- Work instructions -
Extract every line of the rows below without changing a character, and leave out the picture lines.

- Rows -
--
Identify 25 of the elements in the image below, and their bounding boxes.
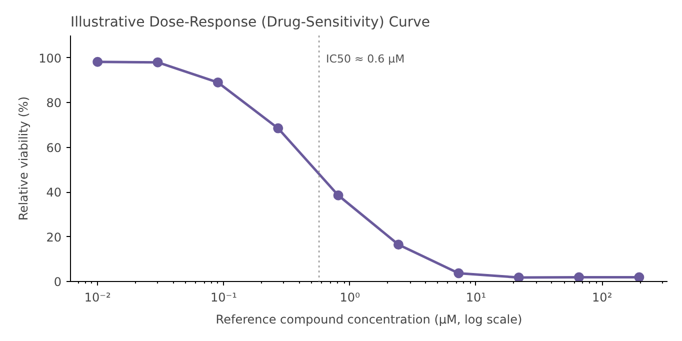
x-tick-label: 10² bbox=[592, 290, 612, 304]
x-tick-label: 10¹ bbox=[466, 290, 486, 304]
point bbox=[574, 272, 584, 282]
x-axis-title: Reference compound concentration (µM, log scale) bbox=[216, 312, 522, 326]
x-tick-label: 10⁰ bbox=[340, 290, 360, 304]
point bbox=[514, 272, 524, 282]
x-tick-label: 10⁻² bbox=[84, 290, 111, 304]
y-axis-title: Relative viability (%) bbox=[16, 96, 31, 220]
y-tick-label: 0 bbox=[54, 275, 62, 289]
point bbox=[152, 57, 163, 68]
x-tick-label: 10⁻¹ bbox=[210, 290, 238, 304]
point bbox=[92, 56, 103, 67]
point bbox=[454, 268, 464, 278]
point bbox=[634, 272, 644, 282]
ref-line-label: IC50 ≈ 0.6 µM bbox=[326, 52, 405, 66]
point bbox=[393, 240, 404, 250]
point bbox=[333, 190, 344, 200]
y-tick-label: 40 bbox=[46, 186, 62, 200]
point bbox=[212, 77, 223, 88]
y-tick-label: 60 bbox=[46, 140, 62, 155]
y-tick-label: 80 bbox=[46, 96, 62, 110]
point bbox=[273, 123, 284, 134]
y-tick-label: 100 bbox=[38, 51, 62, 66]
chart-title: Illustrative Dose-Response (Drug-Sensitivity) Curve bbox=[70, 14, 430, 30]
y-tick-label: 20 bbox=[46, 230, 62, 244]
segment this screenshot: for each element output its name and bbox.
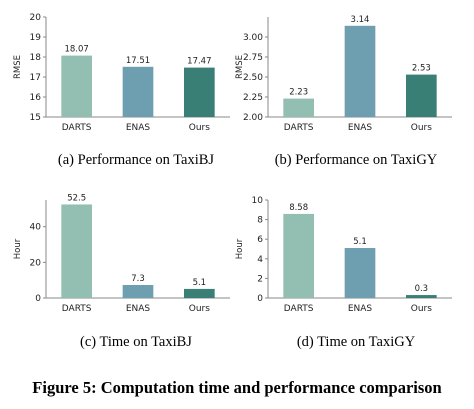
- y-axis-label: Hour: [235, 238, 245, 259]
- data-label: 8.58: [289, 203, 308, 213]
- y-tick-label: 40: [30, 223, 42, 233]
- y-tick-label: 8: [257, 216, 263, 226]
- data-label: 2.53: [412, 64, 431, 74]
- y-tick-label: 20: [30, 13, 42, 23]
- x-tick-label: Ours: [189, 304, 210, 314]
- y-tick-label: 6: [257, 235, 263, 245]
- y-tick-label: 3.00: [243, 33, 263, 43]
- bar-enas: [122, 66, 154, 117]
- y-tick-label: 2.50: [243, 73, 263, 83]
- subcaption-d: (d) Time on TaxiGY: [297, 334, 416, 350]
- chart-performance-taxibj: 15 16 17 18 19 20 RMSE 18.07 DARTS 17.51 ENAS 17.47…: [13, 13, 230, 133]
- data-label: 0.3: [415, 284, 429, 294]
- data-label: 5.1: [193, 278, 207, 288]
- y-axis-label: RMSE: [235, 55, 245, 79]
- bar-ours: [406, 295, 437, 298]
- y-tick-label: 2: [257, 274, 263, 284]
- y-tick-label: 19: [30, 33, 42, 43]
- subcaption-b: (b) Performance on TaxiGY: [275, 152, 438, 168]
- data-label: 18.07: [64, 45, 88, 55]
- chart-time-taxibj: 0 20 40 Hour 52.5 DARTS 7.3 ENAS 5.1 Ours: [13, 193, 230, 314]
- bar-darts: [61, 55, 92, 117]
- figure-caption: Figure 5: Computation time and performan…: [32, 378, 441, 397]
- x-tick-label: ENAS: [126, 304, 151, 314]
- data-label: 2.23: [289, 88, 308, 98]
- bar-darts: [61, 204, 92, 298]
- y-tick-label: 10: [252, 196, 264, 206]
- y-tick-label: 0: [35, 294, 41, 304]
- bar-enas: [344, 248, 376, 298]
- y-tick-label: 18: [30, 53, 42, 63]
- data-label: 52.5: [67, 193, 86, 203]
- x-tick-label: Ours: [189, 123, 210, 133]
- data-label: 17.51: [126, 56, 150, 66]
- data-label: 5.1: [353, 237, 367, 247]
- chart-performance-taxigy: 2.00 2.25 2.50 2.75 3.00 RMSE 2.23 DARTS 3.14 ENA…: [235, 15, 452, 133]
- y-axis-label: RMSE: [13, 55, 23, 79]
- bar-ours: [184, 67, 215, 117]
- y-tick-label: 17: [30, 73, 41, 83]
- data-label: 7.3: [131, 274, 145, 284]
- y-tick-label: 2.25: [243, 93, 263, 103]
- y-tick-label: 20: [30, 258, 42, 268]
- bar-ours: [406, 74, 437, 117]
- subcaption-a: (a) Performance on TaxiBJ: [58, 152, 215, 168]
- data-label: 3.14: [351, 15, 370, 25]
- data-label: 17.47: [187, 57, 211, 67]
- x-tick-label: DARTS: [62, 304, 92, 314]
- y-tick-label: 0: [257, 294, 263, 304]
- x-tick-label: Ours: [411, 123, 432, 133]
- y-axis-label: Hour: [13, 238, 23, 259]
- x-tick-label: DARTS: [62, 123, 92, 133]
- y-tick-label: 4: [257, 255, 263, 265]
- x-tick-label: Ours: [411, 304, 432, 314]
- y-tick-label: 2.00: [243, 113, 263, 123]
- subcaption-c: (c) Time on TaxiBJ: [80, 334, 192, 350]
- x-tick-label: DARTS: [284, 123, 314, 133]
- y-tick-label: 15: [30, 113, 41, 123]
- bar-enas: [122, 284, 154, 298]
- x-tick-label: ENAS: [348, 123, 373, 133]
- y-tick-label: 16: [30, 93, 42, 103]
- chart-time-taxigy: 0 2 4 6 8 10 Hour 8.58 DARTS 5.1 ENAS 0.3 Ours: [235, 196, 452, 314]
- bar-enas: [344, 25, 376, 117]
- bar-darts: [283, 98, 314, 117]
- x-tick-label: ENAS: [348, 304, 373, 314]
- x-tick-label: DARTS: [284, 304, 314, 314]
- bar-darts: [283, 213, 314, 298]
- bar-ours: [184, 288, 215, 298]
- x-tick-label: ENAS: [126, 123, 151, 133]
- y-tick-label: 2.75: [243, 53, 263, 63]
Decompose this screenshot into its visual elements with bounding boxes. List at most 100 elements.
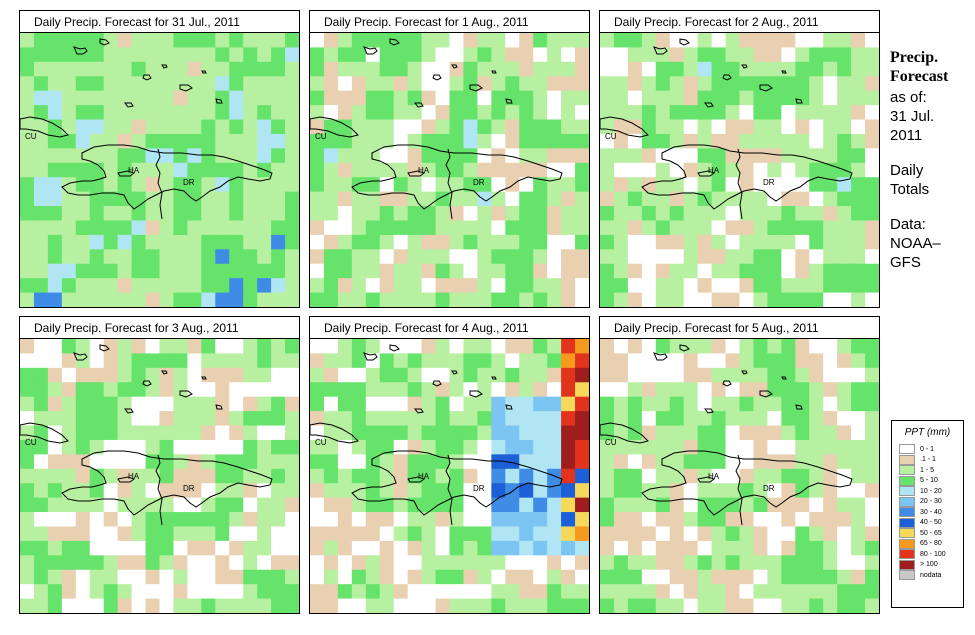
--
- Solution -
Identify 25 of the elements in the image below, and their bounding boxes.
x-tick-label: 10² bbox=[592, 290, 612, 304]
x-tick-label: 10¹ bbox=[466, 290, 486, 304]
point bbox=[574, 272, 584, 282]
x-axis-title: Reference compound concentration (µM, log scale) bbox=[216, 312, 522, 326]
x-tick-label: 10⁰ bbox=[340, 290, 360, 304]
point bbox=[514, 272, 524, 282]
x-tick-label: 10⁻² bbox=[84, 290, 111, 304]
y-axis-title: Relative viability (%) bbox=[16, 96, 31, 220]
y-tick-label: 0 bbox=[54, 275, 62, 289]
point bbox=[152, 57, 163, 68]
x-tick-label: 10⁻¹ bbox=[210, 290, 238, 304]
point bbox=[92, 56, 103, 67]
point bbox=[454, 268, 464, 278]
point bbox=[634, 272, 644, 282]
ref-line-label: IC50 ≈ 0.6 µM bbox=[326, 52, 405, 66]
point bbox=[393, 240, 404, 250]
point bbox=[333, 190, 344, 200]
y-tick-label: 40 bbox=[46, 186, 62, 200]
point bbox=[212, 77, 223, 88]
y-tick-label: 60 bbox=[46, 140, 62, 155]
y-tick-label: 80 bbox=[46, 96, 62, 110]
point bbox=[273, 123, 284, 134]
y-tick-label: 100 bbox=[38, 51, 62, 66]
chart-title: Illustrative Dose-Response (Drug-Sensitivity) Curve bbox=[70, 14, 430, 30]
y-tick-label: 20 bbox=[46, 230, 62, 244]
segment this screenshot: for each element output its name and bbox.
- y-axis-label: Hour: [235, 238, 245, 259]
- data-label: 8.58: [289, 203, 308, 213]
- y-tick-label: 40: [30, 223, 42, 233]
- y-tick-label: 8: [257, 216, 263, 226]
- data-label: 2.53: [412, 64, 431, 74]
- y-tick-label: 20: [30, 13, 42, 23]
- x-tick-label: Ours: [189, 304, 210, 314]
- y-tick-label: 6: [257, 235, 263, 245]
- y-tick-label: 3.00: [243, 33, 263, 43]
- bar-enas: [122, 66, 154, 117]
- y-tick-label: 2.50: [243, 73, 263, 83]
- subcaption-d: (d) Time on TaxiGY: [297, 334, 416, 350]
- chart-performance-taxibj: 15 16 17 18 19 20 RMSE 18.07 DARTS 17.51 ENAS 17.47…: [13, 13, 230, 133]
- data-label: 0.3: [415, 284, 429, 294]
- data-label: 5.1: [193, 278, 207, 288]
- y-axis-label: RMSE: [235, 55, 245, 79]
- bar-ours: [406, 295, 437, 298]
- y-tick-label: 2: [257, 274, 263, 284]
- y-tick-label: 19: [30, 33, 42, 43]
- subcaption-b: (b) Performance on TaxiGY: [275, 152, 438, 168]
- data-label: 18.07: [64, 45, 88, 55]
- chart-time-taxibj: 0 20 40 Hour 52.5 DARTS 7.3 ENAS 5.1 Ours: [13, 193, 230, 314]
- bar-darts: [61, 55, 92, 117]
- figure-caption: Figure 5: Computation time and performan…: [32, 378, 441, 397]
- x-tick-label: ENAS: [126, 304, 151, 314]
- data-label: 2.23: [289, 88, 308, 98]
- bar-darts: [61, 204, 92, 298]
- y-tick-label: 10: [252, 196, 264, 206]
- y-tick-label: 0: [35, 294, 41, 304]
- bar-enas: [344, 248, 376, 298]
- y-tick-label: 18: [30, 53, 42, 63]
- data-label: 52.5: [67, 193, 86, 203]
- x-tick-label: Ours: [189, 123, 210, 133]
- data-label: 17.51: [126, 56, 150, 66]
- data-label: 5.1: [353, 237, 367, 247]
- chart-performance-taxigy: 2.00 2.25 2.50 2.75 3.00 RMSE 2.23 DARTS 3.14 ENA…: [235, 15, 452, 133]
- y-axis-label: RMSE: [13, 55, 23, 79]
- bar-ours: [184, 67, 215, 117]
- y-tick-label: 17: [30, 73, 41, 83]
- data-label: 7.3: [131, 274, 145, 284]
- y-tick-label: 2.25: [243, 93, 263, 103]
- y-tick-label: 20: [30, 258, 42, 268]
- bar-ours: [406, 74, 437, 117]
- subcaption-a: (a) Performance on TaxiBJ: [58, 152, 215, 168]
- data-label: 3.14: [351, 15, 370, 25]
- data-label: 17.47: [187, 57, 211, 67]
- x-tick-label: DARTS: [62, 304, 92, 314]
- y-tick-label: 0: [257, 294, 263, 304]
- x-tick-label: Ours: [411, 123, 432, 133]
- y-axis-label: Hour: [13, 238, 23, 259]
- x-tick-label: DARTS: [62, 123, 92, 133]
- y-tick-label: 4: [257, 255, 263, 265]
- x-tick-label: Ours: [411, 304, 432, 314]
- y-tick-label: 2.00: [243, 113, 263, 123]
- subcaption-c: (c) Time on TaxiBJ: [80, 334, 192, 350]
- x-tick-label: DARTS: [284, 123, 314, 133]
- y-tick-label: 15: [30, 113, 41, 123]
- bar-enas: [122, 284, 154, 298]
- x-tick-label: ENAS: [348, 123, 373, 133]
- y-tick-label: 16: [30, 93, 42, 103]
- chart-time-taxigy: 0 2 4 6 8 10 Hour 8.58 DARTS 5.1 ENAS 0.3 Ours: [235, 196, 452, 314]
- bar-enas: [344, 25, 376, 117]
- bar-darts: [283, 98, 314, 117]
- x-tick-label: ENAS: [348, 304, 373, 314]
- x-tick-label: DARTS: [284, 304, 314, 314]
- bar-darts: [283, 213, 314, 298]
- bar-ours: [184, 288, 215, 298]
- x-tick-label: ENAS: [126, 123, 151, 133]
- y-tick-label: 2.75: [243, 53, 263, 63]
Decompose this screenshot into its visual elements with bounding boxes. List at most 100 elements.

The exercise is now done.